Dataset items
***

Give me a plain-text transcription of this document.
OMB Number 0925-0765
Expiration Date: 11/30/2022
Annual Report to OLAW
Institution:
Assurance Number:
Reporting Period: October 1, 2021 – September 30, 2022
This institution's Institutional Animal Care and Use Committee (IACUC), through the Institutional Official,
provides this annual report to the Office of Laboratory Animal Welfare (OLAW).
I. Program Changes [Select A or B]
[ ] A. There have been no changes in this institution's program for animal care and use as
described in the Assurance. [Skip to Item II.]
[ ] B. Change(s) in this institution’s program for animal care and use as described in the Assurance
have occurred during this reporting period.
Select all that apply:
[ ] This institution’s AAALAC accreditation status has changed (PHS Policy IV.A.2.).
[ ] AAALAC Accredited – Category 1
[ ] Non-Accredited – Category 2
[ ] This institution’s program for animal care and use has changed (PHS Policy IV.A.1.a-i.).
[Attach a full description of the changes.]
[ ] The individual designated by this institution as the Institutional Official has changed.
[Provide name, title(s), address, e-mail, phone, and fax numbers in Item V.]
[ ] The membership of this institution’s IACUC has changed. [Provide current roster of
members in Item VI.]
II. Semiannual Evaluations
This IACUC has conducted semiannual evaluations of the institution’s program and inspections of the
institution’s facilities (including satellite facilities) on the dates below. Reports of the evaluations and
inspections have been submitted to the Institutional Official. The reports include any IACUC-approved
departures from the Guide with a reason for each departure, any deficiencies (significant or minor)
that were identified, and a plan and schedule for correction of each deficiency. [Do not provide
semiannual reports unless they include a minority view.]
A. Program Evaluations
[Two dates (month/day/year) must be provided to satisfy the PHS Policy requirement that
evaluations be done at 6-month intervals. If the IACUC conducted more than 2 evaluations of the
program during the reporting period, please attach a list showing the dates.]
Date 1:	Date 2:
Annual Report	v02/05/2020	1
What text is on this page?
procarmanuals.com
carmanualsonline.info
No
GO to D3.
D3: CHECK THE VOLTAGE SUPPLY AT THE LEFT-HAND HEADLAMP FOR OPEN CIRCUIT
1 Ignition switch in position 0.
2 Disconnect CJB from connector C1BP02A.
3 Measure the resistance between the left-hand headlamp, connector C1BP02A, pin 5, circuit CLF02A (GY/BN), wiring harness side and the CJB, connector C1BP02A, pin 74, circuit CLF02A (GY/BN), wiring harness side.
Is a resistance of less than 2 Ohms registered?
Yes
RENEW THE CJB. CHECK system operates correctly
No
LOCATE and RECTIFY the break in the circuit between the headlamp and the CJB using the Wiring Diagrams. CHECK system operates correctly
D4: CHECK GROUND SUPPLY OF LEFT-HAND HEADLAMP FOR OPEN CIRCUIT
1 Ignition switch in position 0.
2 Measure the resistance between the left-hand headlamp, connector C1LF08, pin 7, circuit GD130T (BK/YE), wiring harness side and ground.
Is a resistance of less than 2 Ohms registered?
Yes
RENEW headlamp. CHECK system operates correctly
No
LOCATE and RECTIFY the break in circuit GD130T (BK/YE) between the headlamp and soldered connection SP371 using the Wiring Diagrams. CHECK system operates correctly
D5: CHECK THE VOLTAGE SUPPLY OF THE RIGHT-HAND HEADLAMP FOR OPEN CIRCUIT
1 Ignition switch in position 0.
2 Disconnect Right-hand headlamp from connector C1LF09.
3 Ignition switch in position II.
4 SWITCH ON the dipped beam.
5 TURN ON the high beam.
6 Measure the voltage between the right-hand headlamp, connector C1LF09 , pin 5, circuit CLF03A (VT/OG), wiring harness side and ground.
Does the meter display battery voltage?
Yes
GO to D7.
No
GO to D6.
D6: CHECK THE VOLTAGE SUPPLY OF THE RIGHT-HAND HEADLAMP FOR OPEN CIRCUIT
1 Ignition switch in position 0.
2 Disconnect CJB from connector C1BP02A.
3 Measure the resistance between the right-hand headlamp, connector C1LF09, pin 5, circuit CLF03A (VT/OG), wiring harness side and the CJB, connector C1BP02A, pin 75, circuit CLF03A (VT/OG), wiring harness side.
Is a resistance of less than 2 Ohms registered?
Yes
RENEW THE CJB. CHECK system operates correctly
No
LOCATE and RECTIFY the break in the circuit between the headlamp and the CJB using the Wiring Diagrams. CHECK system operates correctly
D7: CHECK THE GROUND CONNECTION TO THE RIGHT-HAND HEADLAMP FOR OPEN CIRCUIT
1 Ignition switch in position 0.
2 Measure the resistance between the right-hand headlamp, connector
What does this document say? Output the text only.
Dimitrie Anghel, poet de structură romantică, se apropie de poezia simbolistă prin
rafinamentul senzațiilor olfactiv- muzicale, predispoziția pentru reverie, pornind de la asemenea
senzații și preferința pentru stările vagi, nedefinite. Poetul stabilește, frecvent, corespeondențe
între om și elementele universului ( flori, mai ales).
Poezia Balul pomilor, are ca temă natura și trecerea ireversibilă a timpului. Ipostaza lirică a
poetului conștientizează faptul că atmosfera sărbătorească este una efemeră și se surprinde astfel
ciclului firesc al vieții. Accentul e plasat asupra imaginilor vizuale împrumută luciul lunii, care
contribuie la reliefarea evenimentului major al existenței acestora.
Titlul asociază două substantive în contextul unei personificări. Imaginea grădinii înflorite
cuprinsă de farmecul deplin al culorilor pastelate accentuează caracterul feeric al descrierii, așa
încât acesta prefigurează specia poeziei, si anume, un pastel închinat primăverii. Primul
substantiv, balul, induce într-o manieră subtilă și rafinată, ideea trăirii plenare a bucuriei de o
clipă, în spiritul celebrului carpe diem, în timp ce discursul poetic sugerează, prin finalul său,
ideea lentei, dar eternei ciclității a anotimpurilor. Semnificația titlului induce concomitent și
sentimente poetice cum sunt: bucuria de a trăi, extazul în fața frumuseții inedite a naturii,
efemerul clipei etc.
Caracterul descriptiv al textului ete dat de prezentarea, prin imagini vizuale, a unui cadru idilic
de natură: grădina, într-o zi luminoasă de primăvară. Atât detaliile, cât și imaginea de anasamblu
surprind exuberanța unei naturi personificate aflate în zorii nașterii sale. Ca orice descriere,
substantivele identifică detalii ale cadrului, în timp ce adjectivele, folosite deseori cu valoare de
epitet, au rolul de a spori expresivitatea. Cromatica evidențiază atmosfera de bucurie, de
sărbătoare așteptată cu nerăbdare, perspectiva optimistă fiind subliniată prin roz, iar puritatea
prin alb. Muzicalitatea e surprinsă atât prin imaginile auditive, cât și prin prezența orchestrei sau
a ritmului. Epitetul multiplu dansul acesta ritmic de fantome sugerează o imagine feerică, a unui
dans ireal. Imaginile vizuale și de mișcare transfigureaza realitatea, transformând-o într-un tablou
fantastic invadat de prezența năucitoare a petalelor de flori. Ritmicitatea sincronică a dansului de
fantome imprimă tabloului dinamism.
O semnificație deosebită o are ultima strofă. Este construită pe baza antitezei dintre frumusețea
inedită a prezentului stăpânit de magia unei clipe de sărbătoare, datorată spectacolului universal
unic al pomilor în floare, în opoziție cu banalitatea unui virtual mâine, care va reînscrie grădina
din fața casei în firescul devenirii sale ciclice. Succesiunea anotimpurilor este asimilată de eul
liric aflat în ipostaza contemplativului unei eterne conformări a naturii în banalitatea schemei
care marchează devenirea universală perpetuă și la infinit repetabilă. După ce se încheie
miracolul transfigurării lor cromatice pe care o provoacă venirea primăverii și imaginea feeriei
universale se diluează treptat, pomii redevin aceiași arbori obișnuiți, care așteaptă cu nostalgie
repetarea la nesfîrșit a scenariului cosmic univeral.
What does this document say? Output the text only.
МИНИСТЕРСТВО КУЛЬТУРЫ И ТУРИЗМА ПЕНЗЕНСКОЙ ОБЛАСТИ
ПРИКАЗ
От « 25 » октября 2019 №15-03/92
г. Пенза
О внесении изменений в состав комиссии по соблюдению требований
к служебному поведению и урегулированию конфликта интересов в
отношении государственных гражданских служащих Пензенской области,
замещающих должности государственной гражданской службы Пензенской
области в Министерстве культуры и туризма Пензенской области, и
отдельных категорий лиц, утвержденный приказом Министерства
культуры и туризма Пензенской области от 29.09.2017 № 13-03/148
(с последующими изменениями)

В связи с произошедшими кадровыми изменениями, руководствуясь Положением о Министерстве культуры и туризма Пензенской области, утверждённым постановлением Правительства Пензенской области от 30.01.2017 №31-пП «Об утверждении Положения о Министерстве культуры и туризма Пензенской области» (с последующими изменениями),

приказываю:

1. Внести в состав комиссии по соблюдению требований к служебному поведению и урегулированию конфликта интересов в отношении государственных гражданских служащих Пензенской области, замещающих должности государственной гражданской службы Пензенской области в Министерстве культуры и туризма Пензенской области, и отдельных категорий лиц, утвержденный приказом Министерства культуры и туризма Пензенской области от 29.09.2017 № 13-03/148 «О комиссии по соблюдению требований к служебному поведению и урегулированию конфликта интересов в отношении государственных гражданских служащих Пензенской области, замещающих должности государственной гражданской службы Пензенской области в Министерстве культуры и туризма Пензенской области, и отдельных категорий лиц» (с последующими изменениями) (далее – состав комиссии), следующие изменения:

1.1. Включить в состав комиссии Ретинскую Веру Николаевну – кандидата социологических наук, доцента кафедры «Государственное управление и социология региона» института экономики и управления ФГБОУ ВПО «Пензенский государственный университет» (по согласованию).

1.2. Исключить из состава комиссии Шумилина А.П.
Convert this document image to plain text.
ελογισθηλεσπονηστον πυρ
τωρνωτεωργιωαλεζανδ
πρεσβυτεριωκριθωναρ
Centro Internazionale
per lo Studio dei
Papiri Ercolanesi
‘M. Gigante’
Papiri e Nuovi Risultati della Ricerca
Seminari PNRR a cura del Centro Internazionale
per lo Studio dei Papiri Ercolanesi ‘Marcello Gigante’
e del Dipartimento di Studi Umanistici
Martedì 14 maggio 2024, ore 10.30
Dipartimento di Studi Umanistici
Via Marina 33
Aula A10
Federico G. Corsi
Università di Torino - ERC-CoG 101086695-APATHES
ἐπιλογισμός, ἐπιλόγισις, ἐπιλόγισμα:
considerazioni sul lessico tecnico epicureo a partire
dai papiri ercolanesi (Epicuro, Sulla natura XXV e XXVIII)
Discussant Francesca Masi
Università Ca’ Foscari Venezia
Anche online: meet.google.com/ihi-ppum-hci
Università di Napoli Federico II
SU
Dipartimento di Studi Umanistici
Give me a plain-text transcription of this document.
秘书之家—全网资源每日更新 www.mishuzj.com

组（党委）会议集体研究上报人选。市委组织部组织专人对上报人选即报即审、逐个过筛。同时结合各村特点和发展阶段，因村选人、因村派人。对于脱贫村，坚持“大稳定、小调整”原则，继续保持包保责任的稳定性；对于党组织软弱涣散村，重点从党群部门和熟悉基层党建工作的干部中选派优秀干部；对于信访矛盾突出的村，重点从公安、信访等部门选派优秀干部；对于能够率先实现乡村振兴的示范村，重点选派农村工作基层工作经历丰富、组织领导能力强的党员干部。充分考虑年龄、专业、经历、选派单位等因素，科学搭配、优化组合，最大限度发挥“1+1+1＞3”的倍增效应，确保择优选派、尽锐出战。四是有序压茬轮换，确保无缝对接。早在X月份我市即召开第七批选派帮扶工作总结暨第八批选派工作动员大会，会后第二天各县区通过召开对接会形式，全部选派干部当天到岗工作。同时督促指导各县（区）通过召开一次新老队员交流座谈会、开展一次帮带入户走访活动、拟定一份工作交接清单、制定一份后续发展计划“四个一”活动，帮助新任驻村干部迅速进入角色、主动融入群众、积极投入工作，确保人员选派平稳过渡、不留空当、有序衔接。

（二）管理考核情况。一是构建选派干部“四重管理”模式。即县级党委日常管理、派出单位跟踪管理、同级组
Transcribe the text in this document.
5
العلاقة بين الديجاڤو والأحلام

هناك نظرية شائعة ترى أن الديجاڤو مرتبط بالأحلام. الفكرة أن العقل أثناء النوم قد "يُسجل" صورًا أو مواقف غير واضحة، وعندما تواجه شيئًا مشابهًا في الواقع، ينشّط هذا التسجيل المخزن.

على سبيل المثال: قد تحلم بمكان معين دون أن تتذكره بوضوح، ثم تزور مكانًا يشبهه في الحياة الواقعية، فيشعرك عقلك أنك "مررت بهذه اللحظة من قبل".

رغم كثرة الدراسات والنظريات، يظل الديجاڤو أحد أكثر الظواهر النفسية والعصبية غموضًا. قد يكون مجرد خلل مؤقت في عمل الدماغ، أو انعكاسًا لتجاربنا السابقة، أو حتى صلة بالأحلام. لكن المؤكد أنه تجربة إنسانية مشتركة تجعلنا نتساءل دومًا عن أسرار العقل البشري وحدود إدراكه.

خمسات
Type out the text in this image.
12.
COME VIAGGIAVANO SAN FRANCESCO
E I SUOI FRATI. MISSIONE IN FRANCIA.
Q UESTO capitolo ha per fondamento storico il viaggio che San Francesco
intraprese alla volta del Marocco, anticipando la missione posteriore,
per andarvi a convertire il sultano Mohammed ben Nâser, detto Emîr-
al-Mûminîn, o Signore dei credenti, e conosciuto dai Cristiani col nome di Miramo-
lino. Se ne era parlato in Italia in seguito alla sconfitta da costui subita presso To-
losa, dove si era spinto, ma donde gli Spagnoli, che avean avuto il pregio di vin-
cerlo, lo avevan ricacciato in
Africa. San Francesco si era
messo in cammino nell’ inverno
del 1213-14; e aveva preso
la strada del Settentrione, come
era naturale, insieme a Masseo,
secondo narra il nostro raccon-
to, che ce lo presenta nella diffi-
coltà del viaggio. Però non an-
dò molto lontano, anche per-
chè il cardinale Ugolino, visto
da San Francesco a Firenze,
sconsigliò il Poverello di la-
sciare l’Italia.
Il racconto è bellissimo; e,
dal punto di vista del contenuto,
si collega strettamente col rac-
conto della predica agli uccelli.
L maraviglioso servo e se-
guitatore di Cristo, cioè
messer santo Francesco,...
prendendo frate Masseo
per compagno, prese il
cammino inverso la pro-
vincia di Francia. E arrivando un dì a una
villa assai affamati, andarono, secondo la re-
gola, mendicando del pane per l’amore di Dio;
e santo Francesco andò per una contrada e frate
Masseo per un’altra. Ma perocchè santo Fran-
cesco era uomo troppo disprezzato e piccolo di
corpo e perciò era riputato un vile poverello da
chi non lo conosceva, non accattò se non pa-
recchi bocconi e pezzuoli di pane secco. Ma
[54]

***

EXERCISE
Copy each line from the records above that includes the string "Select".

OUTPUT FOR THIS TASK
I. Program Changes [Select A or B]
Select all that apply:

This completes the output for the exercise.